- _DATA FOR PROCESSING_:
━━━━━━━━━━━━━━━━

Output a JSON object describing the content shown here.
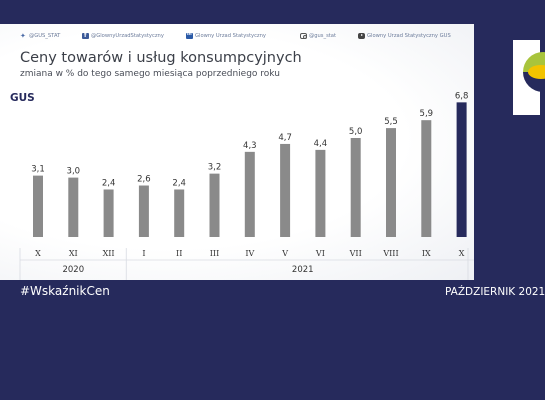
{
  "social": [
    {
      "icon": "twitter-icon",
      "label": "@GUS_STAT"
    },
    {
      "icon": "facebook-icon",
      "label": "@GlownyUrzadStatystyczny"
    },
    {
      "icon": "linkedin-icon",
      "label": "Glowny Urzad Statystyczny"
    },
    {
      "icon": "instagram-icon",
      "label": "@gus_stat"
    },
    {
      "icon": "youtube-icon",
      "label": "Glowny Urzad Statystyczny GUS"
    }
  ],
  "footer": {
    "hashtag": "#WskaźnikCen",
    "date": "PAŹDZIERNIK 2021"
  },
  "logo": {
    "text": "GUS"
  },
  "colors": {
    "background": "#262a5c",
    "bar": "#8a8a8a",
    "bar_highlight": "#262a5c",
    "logo_green": "#a8c43c",
    "logo_yellow": "#f2c300"
  },
  "chart_data": {
    "type": "bar",
    "title": "Ceny towarów i usług konsumpcyjnych",
    "subtitle": "zmiana w % do tego samego miesiąca poprzedniego roku",
    "categories": [
      "X",
      "XI",
      "XII",
      "I",
      "II",
      "III",
      "IV",
      "V",
      "VI",
      "VII",
      "VIII",
      "IX",
      "X"
    ],
    "values": [
      3.1,
      3.0,
      2.4,
      2.6,
      2.4,
      3.2,
      4.3,
      4.7,
      4.4,
      5.0,
      5.5,
      5.9,
      6.8
    ],
    "value_labels": [
      "3,1",
      "3,0",
      "2,4",
      "2,6",
      "2,4",
      "3,2",
      "4,3",
      "4,7",
      "4,4",
      "5,0",
      "5,5",
      "5,9",
      "6,8"
    ],
    "groups": [
      {
        "label": "2020",
        "start": 0,
        "end": 2
      },
      {
        "label": "2021",
        "start": 3,
        "end": 12
      }
    ],
    "highlight_index": 12,
    "ylim": [
      0,
      7
    ],
    "grid": false,
    "legend": "none"
  }
}
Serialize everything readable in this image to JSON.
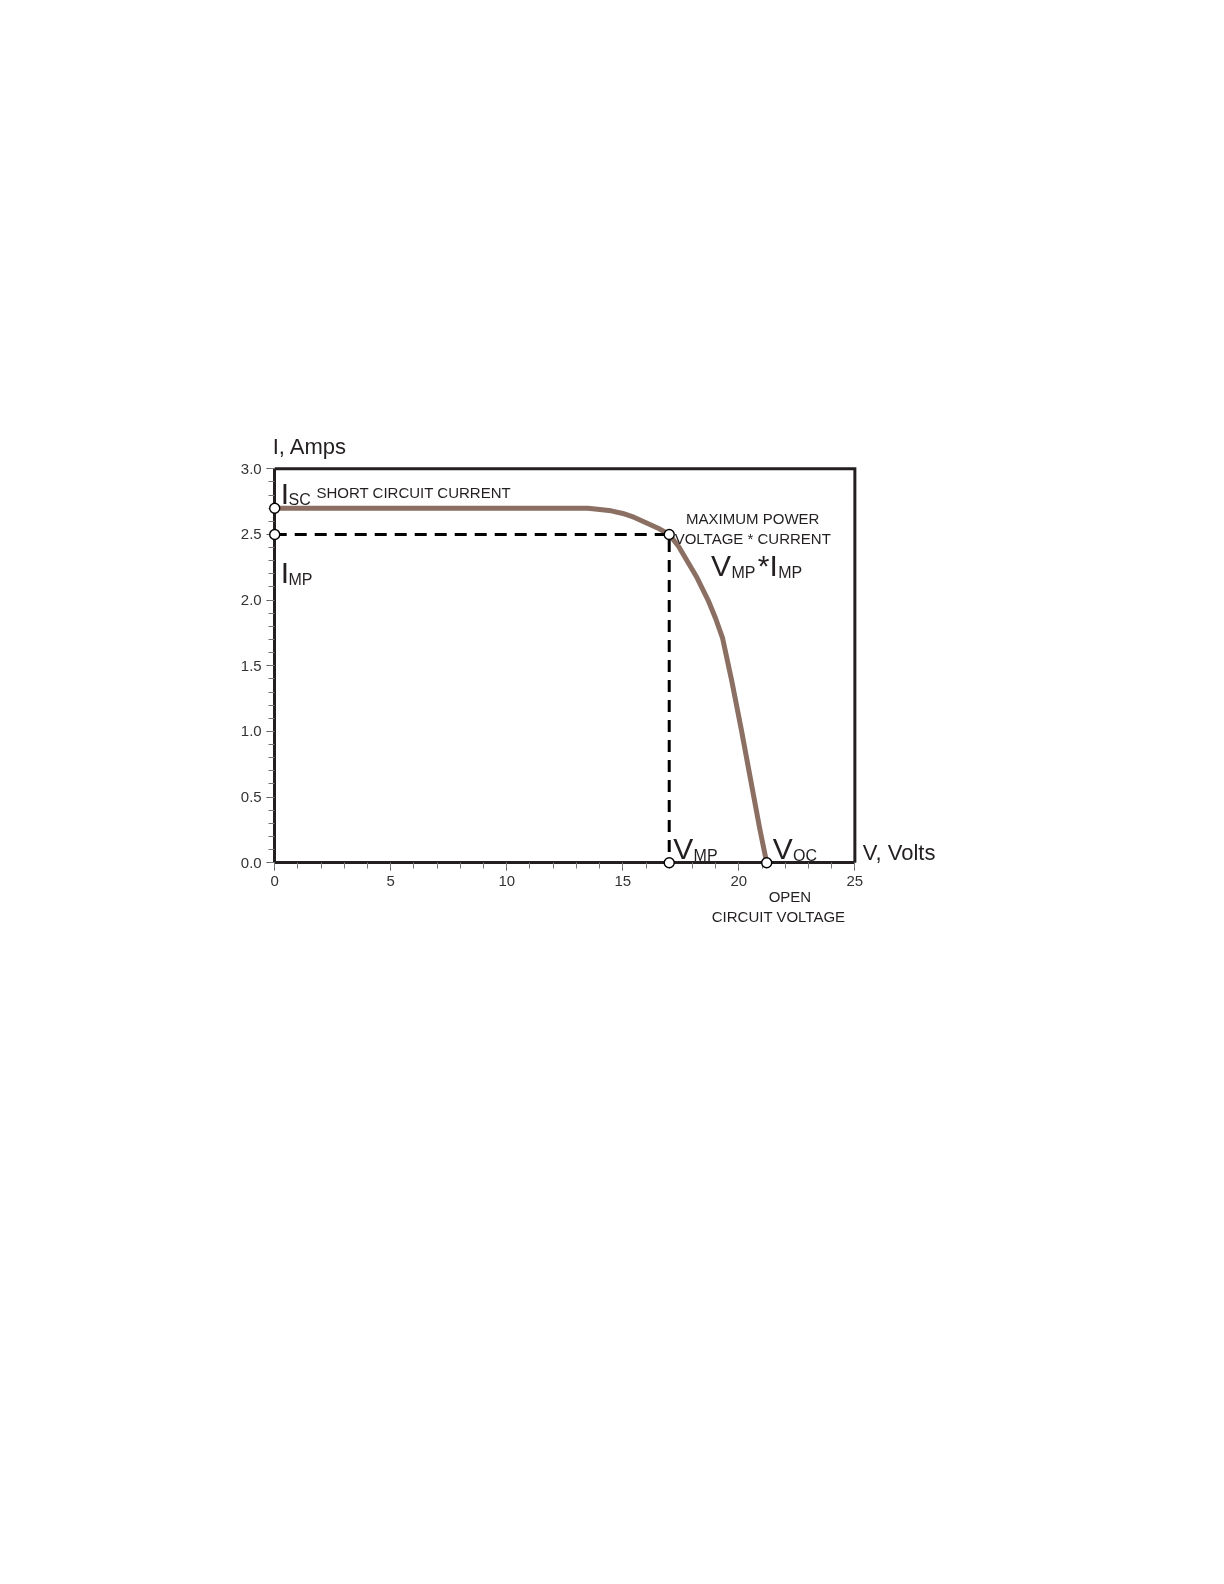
{
  "chart_data": {
    "type": "line",
    "xlabel": "V, Volts",
    "ylabel": "I, Amps",
    "xlim": [
      0,
      25
    ],
    "ylim": [
      0,
      3.0
    ],
    "xticks": [
      0,
      5,
      10,
      15,
      20,
      25
    ],
    "yticks": [
      {
        "value": 0,
        "label": "0.0"
      },
      {
        "value": 0.5,
        "label": "0.5"
      },
      {
        "value": 1,
        "label": "1.0"
      },
      {
        "value": 1.5,
        "label": "1.5"
      },
      {
        "value": 2,
        "label": "2.0"
      },
      {
        "value": 2.5,
        "label": "2.5"
      },
      {
        "value": 3,
        "label": "3.0"
      }
    ],
    "grid": false,
    "series": [
      {
        "color": "#8b6f62",
        "line_style": "solid",
        "x": [
          0,
          2,
          4,
          6,
          8,
          10,
          12,
          13,
          13.5,
          14,
          14.5,
          15,
          15.5,
          16,
          16.5,
          17,
          17.4,
          17.8,
          18.2,
          18.7,
          19.0,
          19.3,
          19.7,
          20.1,
          20.5,
          20.9,
          21.2
        ],
        "values": [
          2.7,
          2.7,
          2.7,
          2.7,
          2.7,
          2.7,
          2.7,
          2.7,
          2.7,
          2.69,
          2.68,
          2.66,
          2.63,
          2.59,
          2.55,
          2.5,
          2.41,
          2.29,
          2.17,
          1.99,
          1.86,
          1.71,
          1.38,
          1.02,
          0.64,
          0.26,
          0
        ]
      },
      {
        "color": "#000000",
        "line_style": "dashed",
        "x": [
          0,
          17,
          17
        ],
        "values": [
          2.5,
          2.5,
          0
        ]
      },
      {
        "type": "scatter",
        "color": "#000000",
        "marker": "circle",
        "x": [
          0,
          0,
          17,
          17,
          21.2
        ],
        "values": [
          2.7,
          2.5,
          2.5,
          0,
          0
        ]
      }
    ],
    "annotations": [
      {
        "text": "I$_{SC}$",
        "x": 0,
        "y": 2.7
      },
      "SHORT CIRCUIT  CURRENT",
      {
        "text": "I$_{MP}$",
        "x": 0,
        "y": 2.5
      },
      "MAXIMUM POWER",
      "VOLTAGE * CURRENT",
      "V$_{MP}$*I$_{MP}$",
      {
        "text": "V$_{MP}$",
        "x": 17,
        "y": 0
      },
      {
        "text": "V$_{OC}$",
        "x": 21.2,
        "y": 0
      },
      "OPEN",
      "CIRCUIT  VOLTAGE"
    ]
  }
}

━━━━━━━━━━━━━━━━

- _THE EXERCISE_: Going through the entries above, report how many lines include the string "text". The number alone is the answer.

- _EXERCISE RESPONSE_: 5